YOUR OBJECTIVE: Reproduce each line exactly. Skip none.

┌────────

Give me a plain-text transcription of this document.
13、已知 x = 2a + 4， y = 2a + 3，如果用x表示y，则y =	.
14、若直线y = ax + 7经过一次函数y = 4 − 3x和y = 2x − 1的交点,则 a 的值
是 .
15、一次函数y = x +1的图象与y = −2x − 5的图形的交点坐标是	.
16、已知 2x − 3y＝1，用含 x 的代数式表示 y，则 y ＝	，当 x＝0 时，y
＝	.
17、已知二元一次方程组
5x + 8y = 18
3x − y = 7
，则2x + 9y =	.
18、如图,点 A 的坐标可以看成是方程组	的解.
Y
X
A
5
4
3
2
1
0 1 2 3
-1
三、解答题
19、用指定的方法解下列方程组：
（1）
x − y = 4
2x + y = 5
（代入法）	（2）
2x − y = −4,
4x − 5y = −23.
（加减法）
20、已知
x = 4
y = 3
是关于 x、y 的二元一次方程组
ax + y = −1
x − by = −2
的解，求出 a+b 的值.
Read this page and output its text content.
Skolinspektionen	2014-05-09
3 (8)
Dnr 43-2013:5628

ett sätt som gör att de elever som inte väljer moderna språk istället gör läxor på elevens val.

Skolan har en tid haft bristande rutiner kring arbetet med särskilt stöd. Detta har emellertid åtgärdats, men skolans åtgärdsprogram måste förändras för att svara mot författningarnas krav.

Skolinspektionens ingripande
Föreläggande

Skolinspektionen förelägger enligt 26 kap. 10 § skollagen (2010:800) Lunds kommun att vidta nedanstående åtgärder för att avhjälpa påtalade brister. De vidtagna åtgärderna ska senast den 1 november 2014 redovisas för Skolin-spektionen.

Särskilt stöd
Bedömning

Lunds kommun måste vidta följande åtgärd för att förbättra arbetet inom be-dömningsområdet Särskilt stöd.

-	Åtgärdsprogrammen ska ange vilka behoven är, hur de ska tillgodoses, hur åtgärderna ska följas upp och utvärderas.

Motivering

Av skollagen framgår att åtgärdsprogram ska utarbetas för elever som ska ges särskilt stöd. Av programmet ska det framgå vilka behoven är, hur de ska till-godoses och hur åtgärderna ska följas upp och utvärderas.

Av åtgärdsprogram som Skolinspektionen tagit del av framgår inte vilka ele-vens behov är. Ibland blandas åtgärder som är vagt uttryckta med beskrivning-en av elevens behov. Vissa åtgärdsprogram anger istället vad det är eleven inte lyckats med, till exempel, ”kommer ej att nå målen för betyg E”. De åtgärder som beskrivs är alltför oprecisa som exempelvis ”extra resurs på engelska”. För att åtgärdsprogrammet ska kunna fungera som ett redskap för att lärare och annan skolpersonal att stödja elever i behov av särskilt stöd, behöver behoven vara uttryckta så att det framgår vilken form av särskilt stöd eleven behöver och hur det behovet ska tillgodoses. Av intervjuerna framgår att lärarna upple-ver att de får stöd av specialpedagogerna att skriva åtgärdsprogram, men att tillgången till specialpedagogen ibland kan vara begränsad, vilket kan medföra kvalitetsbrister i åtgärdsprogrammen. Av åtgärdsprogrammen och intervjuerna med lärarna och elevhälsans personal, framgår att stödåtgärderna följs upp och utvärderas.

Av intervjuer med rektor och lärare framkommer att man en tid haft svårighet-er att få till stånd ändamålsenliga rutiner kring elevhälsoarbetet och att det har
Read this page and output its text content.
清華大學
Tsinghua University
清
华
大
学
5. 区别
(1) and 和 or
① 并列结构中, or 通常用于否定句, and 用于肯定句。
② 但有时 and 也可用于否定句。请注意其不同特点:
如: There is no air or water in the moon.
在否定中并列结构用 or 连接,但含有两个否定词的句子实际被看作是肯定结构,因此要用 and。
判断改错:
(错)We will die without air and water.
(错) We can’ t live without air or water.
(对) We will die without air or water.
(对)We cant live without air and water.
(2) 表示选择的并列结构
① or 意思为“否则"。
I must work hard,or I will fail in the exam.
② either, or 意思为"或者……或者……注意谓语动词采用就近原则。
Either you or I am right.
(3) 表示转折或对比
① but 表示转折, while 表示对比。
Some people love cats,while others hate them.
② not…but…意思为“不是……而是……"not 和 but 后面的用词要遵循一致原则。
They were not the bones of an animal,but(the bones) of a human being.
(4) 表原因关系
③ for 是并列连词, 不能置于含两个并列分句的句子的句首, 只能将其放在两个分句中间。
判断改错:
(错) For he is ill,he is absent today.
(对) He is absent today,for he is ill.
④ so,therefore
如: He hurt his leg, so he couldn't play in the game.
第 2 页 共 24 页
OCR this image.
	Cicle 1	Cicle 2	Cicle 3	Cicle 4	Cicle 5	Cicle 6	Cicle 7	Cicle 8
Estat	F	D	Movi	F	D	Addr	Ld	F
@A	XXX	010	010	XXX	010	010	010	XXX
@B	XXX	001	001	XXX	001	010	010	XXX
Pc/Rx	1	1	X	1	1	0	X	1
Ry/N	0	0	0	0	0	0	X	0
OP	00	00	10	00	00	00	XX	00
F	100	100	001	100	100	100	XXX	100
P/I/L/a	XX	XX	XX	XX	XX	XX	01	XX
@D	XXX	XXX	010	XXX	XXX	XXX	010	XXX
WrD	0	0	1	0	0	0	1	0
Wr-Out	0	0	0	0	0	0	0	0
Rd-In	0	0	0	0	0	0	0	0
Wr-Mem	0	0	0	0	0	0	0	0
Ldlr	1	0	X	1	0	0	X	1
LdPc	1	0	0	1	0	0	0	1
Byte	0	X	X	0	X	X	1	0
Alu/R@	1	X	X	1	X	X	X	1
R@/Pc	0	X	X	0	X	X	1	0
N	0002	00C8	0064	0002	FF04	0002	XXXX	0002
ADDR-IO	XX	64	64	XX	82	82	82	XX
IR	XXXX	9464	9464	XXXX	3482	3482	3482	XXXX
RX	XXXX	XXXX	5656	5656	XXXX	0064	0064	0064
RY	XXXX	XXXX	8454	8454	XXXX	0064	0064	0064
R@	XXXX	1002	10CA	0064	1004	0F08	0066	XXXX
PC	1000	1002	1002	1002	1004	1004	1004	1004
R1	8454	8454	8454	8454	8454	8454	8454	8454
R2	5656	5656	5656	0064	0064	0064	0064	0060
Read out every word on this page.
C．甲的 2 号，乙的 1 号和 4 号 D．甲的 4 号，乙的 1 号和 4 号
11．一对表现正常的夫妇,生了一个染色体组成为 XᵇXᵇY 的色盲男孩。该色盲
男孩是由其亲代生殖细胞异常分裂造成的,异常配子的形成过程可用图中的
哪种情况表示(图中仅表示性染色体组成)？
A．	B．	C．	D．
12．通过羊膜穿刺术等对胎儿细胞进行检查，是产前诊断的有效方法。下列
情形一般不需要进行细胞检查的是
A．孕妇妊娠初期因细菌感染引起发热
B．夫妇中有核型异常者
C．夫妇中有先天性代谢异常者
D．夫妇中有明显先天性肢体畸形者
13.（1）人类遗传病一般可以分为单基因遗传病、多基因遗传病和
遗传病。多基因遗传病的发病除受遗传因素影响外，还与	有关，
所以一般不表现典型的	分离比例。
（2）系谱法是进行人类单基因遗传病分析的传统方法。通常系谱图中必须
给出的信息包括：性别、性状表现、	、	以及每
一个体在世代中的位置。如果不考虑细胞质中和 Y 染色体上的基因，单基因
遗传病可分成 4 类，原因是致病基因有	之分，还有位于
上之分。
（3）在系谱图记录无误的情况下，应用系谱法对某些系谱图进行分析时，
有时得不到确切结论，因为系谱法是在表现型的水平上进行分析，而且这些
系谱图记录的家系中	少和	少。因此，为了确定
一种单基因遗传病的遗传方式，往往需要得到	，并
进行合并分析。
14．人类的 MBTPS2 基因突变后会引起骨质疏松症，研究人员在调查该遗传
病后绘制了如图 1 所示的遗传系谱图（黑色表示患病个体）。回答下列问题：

└────────

ANSWER FOR THIS EXERCISE:
Give me a plain-text transcription of this document.
13、已知 x = 2a + 4， y = 2a + 3，如果用x表示y，则y =	.
14、若直线y = ax + 7经过一次函数y = 4 − 3x和y = 2x − 1的交点,则 a 的值
是 .
15、一次函数y = x +1的图象与y = −2x − 5的图形的交点坐标是	.
16、已知 2x − 3y＝1，用含 x 的代数式表示 y，则 y ＝	，当 x＝0 时，y
＝	.
17、已知二元一次方程组
5x + 8y = 18
3x − y = 7
，则2x + 9y =	.
18、如图,点 A 的坐标可以看成是方程组	的解.
Y
X
A
5
4
3
2
1
0 1 2 3
-1
三、解答题
19、用指定的方法解下列方程组：
（1）
x − y = 4
2x + y = 5
（代入法）	（2）
2x − y = −4,
4x − 5y = −23.
（加减法）
20、已知
x = 4
y = 3
是关于 x、y 的二元一次方程组
ax + y = −1
x − by = −2
的解，求出 a+b 的值.
Read this page and output its text content.
Skolinspektionen	2014-05-09
3 (8)
Dnr 43-2013:5628

ett sätt som gör att de elever som inte väljer moderna språk istället gör läxor på elevens val.

Skolan har en tid haft bristande rutiner kring arbetet med särskilt stöd. Detta har emellertid åtgärdats, men skolans åtgärdsprogram måste förändras för att svara mot författningarnas krav.

Skolinspektionens ingripande
Föreläggande

Skolinspektionen förelägger enligt 26 kap. 10 § skollagen (2010:800) Lunds kommun att vidta nedanstående åtgärder för att avhjälpa påtalade brister. De vidtagna åtgärderna ska senast den 1 november 2014 redovisas för Skolin-spektionen.

Särskilt stöd
Bedömning

Lunds kommun måste vidta följande åtgärd för att förbättra arbetet inom be-dömningsområdet Särskilt stöd.

-	Åtgärdsprogrammen ska ange vilka behoven är, hur de ska tillgodoses, hur åtgärderna ska följas upp och utvärderas.

Motivering

Av skollagen framgår att åtgärdsprogram ska utarbetas för elever som ska ges särskilt stöd. Av programmet ska det framgå vilka behoven är, hur de ska till-godoses och hur åtgärderna ska följas upp och utvärderas.

Av åtgärdsprogram som Skolinspektionen tagit del av framgår inte vilka ele-vens behov är. Ibland blandas åtgärder som är vagt uttryckta med beskrivning-en av elevens behov. Vissa åtgärdsprogram anger istället vad det är eleven inte lyckats med, till exempel, ”kommer ej att nå målen för betyg E”. De åtgärder som beskrivs är alltför oprecisa som exempelvis ”extra resurs på engelska”. För att åtgärdsprogrammet ska kunna fungera som ett redskap för att lärare och annan skolpersonal att stödja elever i behov av särskilt stöd, behöver behoven vara uttryckta så att det framgår vilken form av särskilt stöd eleven behöver och hur det behovet ska tillgodoses. Av intervjuerna framgår att lärarna upple-ver att de får stöd av specialpedagogerna att skriva åtgärdsprogram, men att tillgången till specialpedagogen ibland kan vara begränsad, vilket kan medföra kvalitetsbrister i åtgärdsprogrammen. Av åtgärdsprogrammen och intervjuerna med lärarna och elevhälsans personal, framgår att stödåtgärderna följs upp och utvärderas.

Av intervjuer med rektor och lärare framkommer att man en tid haft svårighet-er att få till stånd ändamålsenliga rutiner kring elevhälsoarbetet och att det har
Read this page and output its text content.
清華大學
Tsinghua University
清
华
大
学
5. 区别
(1) and 和 or
① 并列结构中, or 通常用于否定句, and 用于肯定句。
② 但有时 and 也可用于否定句。请注意其不同特点:
如: There is no air or water in the moon.
在否定中并列结构用 or 连接,但含有两个否定词的句子实际被看作是肯定结构,因此要用 and。
判断改错:
(错)We will die without air and water.
(错) We can’ t live without air or water.
(对) We will die without air or water.
(对)We cant live without air and water.
(2) 表示选择的并列结构
① or 意思为“否则"。
I must work hard,or I will fail in the exam.
② either, or 意思为"或者……或者……注意谓语动词采用就近原则。
Either you or I am right.
(3) 表示转折或对比
① but 表示转折, while 表示对比。
Some people love cats,while others hate them.
② not…but…意思为“不是……而是……"not 和 but 后面的用词要遵循一致原则。
They were not the bones of an animal,but(the bones) of a human being.
(4) 表原因关系
③ for 是并列连词, 不能置于含两个并列分句的句子的句首, 只能将其放在两个分句中间。
判断改错:
(错) For he is ill,he is absent today.
(对) He is absent today,for he is ill.
④ so,therefore
如: He hurt his leg, so he couldn't play in the game.
第 2 页 共 24 页
OCR this image.
	Cicle 1	Cicle 2	Cicle 3	Cicle 4	Cicle 5	Cicle 6	Cicle 7	Cicle 8
Estat	F	D	Movi	F	D	Addr	Ld	F
@A	XXX	010	010	XXX	010	010	010	XXX
@B	XXX	001	001	XXX	001	010	010	XXX
Pc/Rx	1	1	X	1	1	0	X	1
Ry/N	0	0	0	0	0	0	X	0
OP	00	00	10	00	00	00	XX	00
F	100	100	001	100	100	100	XXX	100
P/I/L/a	XX	XX	XX	XX	XX	XX	01	XX
@D	XXX	XXX	010	XXX	XXX	XXX	010	XXX
WrD	0	0	1	0	0	0	1	0
Wr-Out	0	0	0	0	0	0	0	0
Rd-In	0	0	0	0	0	0	0	0
Wr-Mem	0	0	0	0	0	0	0	0
Ldlr	1	0	X	1	0	0	X	1
LdPc	1	0	0	1	0	0	0	1
Byte	0	X	X	0	X	X	1	0
Alu/R@	1	X	X	1	X	X	X	1
R@/Pc	0	X	X	0	X	X	1	0
N	0002	00C8	0064	0002	FF04	0002	XXXX	0002
ADDR-IO	XX	64	64	XX	82	82	82	XX
IR	XXXX	9464	9464	XXXX	3482	3482	3482	XXXX
RX	XXXX	XXXX	5656	5656	XXXX	0064	0064	0064
RY	XXXX	XXXX	8454	8454	XXXX	0064	0064	0064
R@	XXXX	1002	10CA	0064	1004	0F08	0066	XXXX
PC	1000	1002	1002	1002	1004	1004	1004	1004
R1	8454	8454	8454	8454	8454	8454	8454	8454
R2	5656	5656	5656	0064	0064	0064	0064	0060
Read out every word on this page.
C．甲的 2 号，乙的 1 号和 4 号 D．甲的 4 号，乙的 1 号和 4 号
11．一对表现正常的夫妇,生了一个染色体组成为 XᵇXᵇY 的色盲男孩。该色盲
男孩是由其亲代生殖细胞异常分裂造成的,异常配子的形成过程可用图中的
哪种情况表示(图中仅表示性染色体组成)？
A．	B．	C．	D．
12．通过羊膜穿刺术等对胎儿细胞进行检查，是产前诊断的有效方法。下列
情形一般不需要进行细胞检查的是
A．孕妇妊娠初期因细菌感染引起发热
B．夫妇中有核型异常者
C．夫妇中有先天性代谢异常者
D．夫妇中有明显先天性肢体畸形者
13.（1）人类遗传病一般可以分为单基因遗传病、多基因遗传病和
遗传病。多基因遗传病的发病除受遗传因素影响外，还与	有关，
所以一般不表现典型的	分离比例。
（2）系谱法是进行人类单基因遗传病分析的传统方法。通常系谱图中必须
给出的信息包括：性别、性状表现、	、	以及每
一个体在世代中的位置。如果不考虑细胞质中和 Y 染色体上的基因，单基因
遗传病可分成 4 类，原因是致病基因有	之分，还有位于
上之分。
（3）在系谱图记录无误的情况下，应用系谱法对某些系谱图进行分析时，
有时得不到确切结论，因为系谱法是在表现型的水平上进行分析，而且这些
系谱图记录的家系中	少和	少。因此，为了确定
一种单基因遗传病的遗传方式，往往需要得到	，并
进行合并分析。
14．人类的 MBTPS2 基因突变后会引起骨质疏松症，研究人员在调查该遗传
病后绘制了如图 1 所示的遗传系谱图（黑色表示患病个体）。回答下列问题：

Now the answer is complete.